▶ _The problem_: Where the data below has the string "this", return the whole line.

▶ _Data to use_:
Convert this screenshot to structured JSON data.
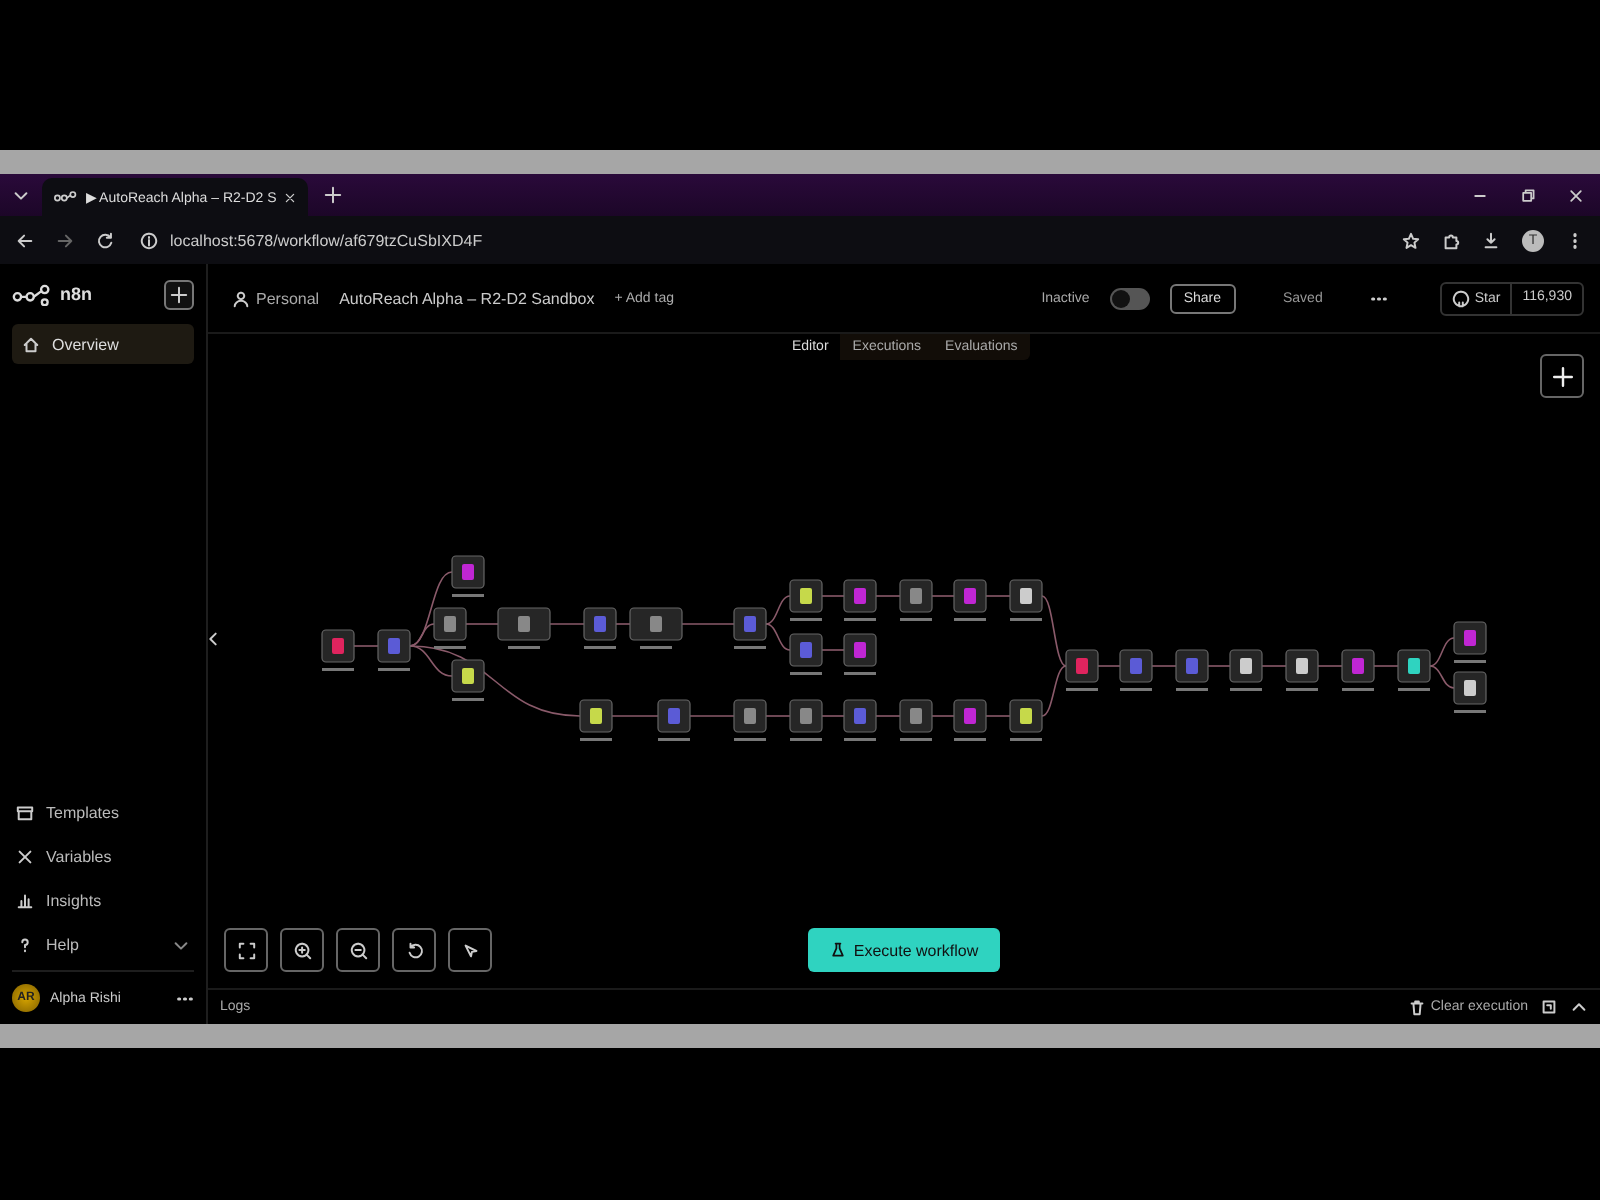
{
  "browser": {
    "tab_title": "▶ AutoReach Alpha – R2-D2 S",
    "url": "localhost:5678/workflow/af679tzCuSbIXD4F",
    "profile_initial": "T"
  },
  "sidebar": {
    "brand": "n8n",
    "items": [
      {
        "label": "Overview",
        "selected": true
      }
    ],
    "bottom_items": [
      {
        "label": "Templates",
        "kind": "templates"
      },
      {
        "label": "Variables",
        "kind": "variables"
      },
      {
        "label": "Insights",
        "kind": "insights"
      },
      {
        "label": "Help",
        "kind": "help"
      }
    ],
    "user": {
      "initials": "AR",
      "name": "Alpha Rishi"
    }
  },
  "header": {
    "project": "Personal",
    "workflow_name": "AutoReach Alpha – R2-D2 Sandbox",
    "add_tag": "+ Add tag",
    "status_label": "Inactive",
    "active": false,
    "share": "Share",
    "save_state": "Saved",
    "github": {
      "label": "Star",
      "count": "116,930"
    }
  },
  "view_tabs": [
    {
      "label": "Editor",
      "selected": true
    },
    {
      "label": "Executions",
      "selected": false
    },
    {
      "label": "Evaluations",
      "selected": false
    }
  ],
  "execute_button": "Execute workflow",
  "logs": {
    "title": "Logs",
    "clear": "Clear execution"
  }
}
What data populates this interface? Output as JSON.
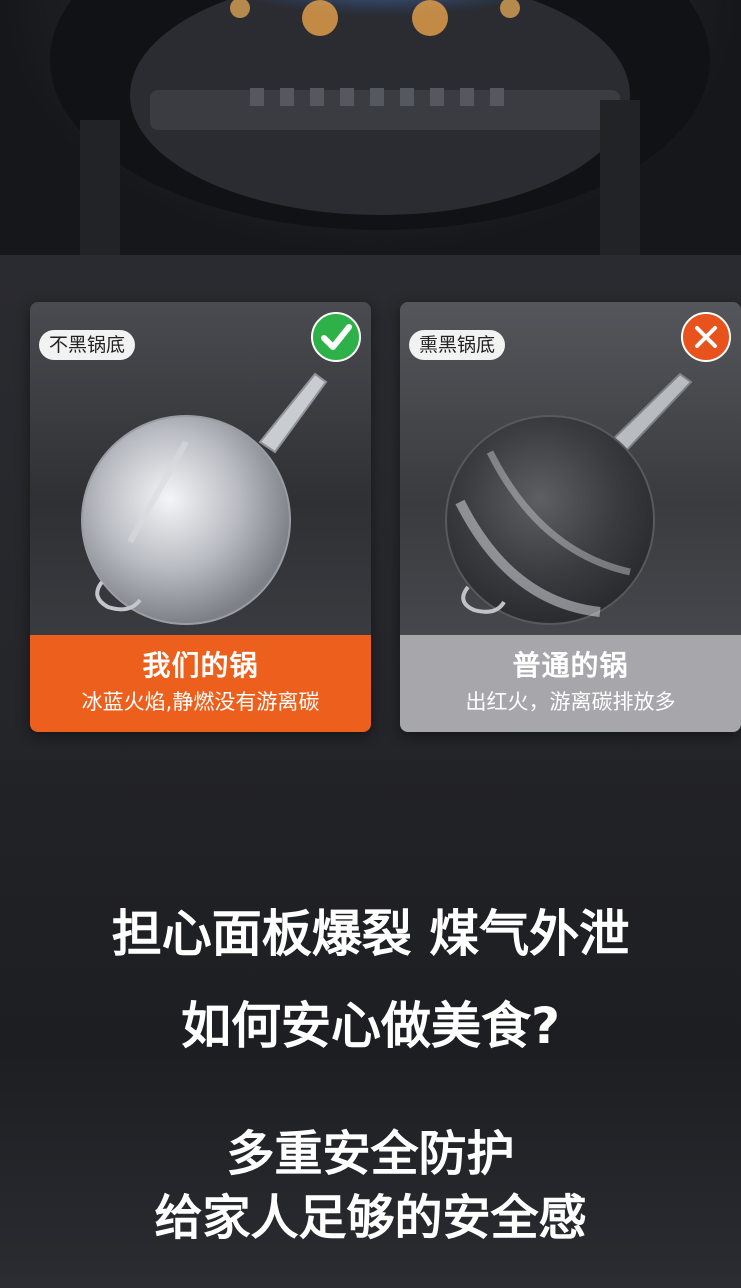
{
  "comparison": {
    "ours": {
      "tag": "不黑锅底",
      "verdict": "check",
      "verdict_color": "#2fb14a",
      "title": "我们的锅",
      "subtitle": "冰蓝火焰,静燃没有游离碳",
      "band_color": "#ec5f1c"
    },
    "ordinary": {
      "tag": "熏黑锅底",
      "verdict": "X",
      "verdict_color": "#e8521c",
      "title": "普通的锅",
      "subtitle": "出红火，游离碳排放多",
      "band_color": "#a6a6ab"
    }
  },
  "headline": {
    "line1": "担心面板爆裂 煤气外泄",
    "line2": "如何安心做美食?"
  },
  "slogan": {
    "line1": "多重安全防护",
    "line2": "给家人足够的安全感"
  }
}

▶ _Reply to the task_:
Convert this screenshot to structured JSON data.
What data populates this interface? Output as JSON.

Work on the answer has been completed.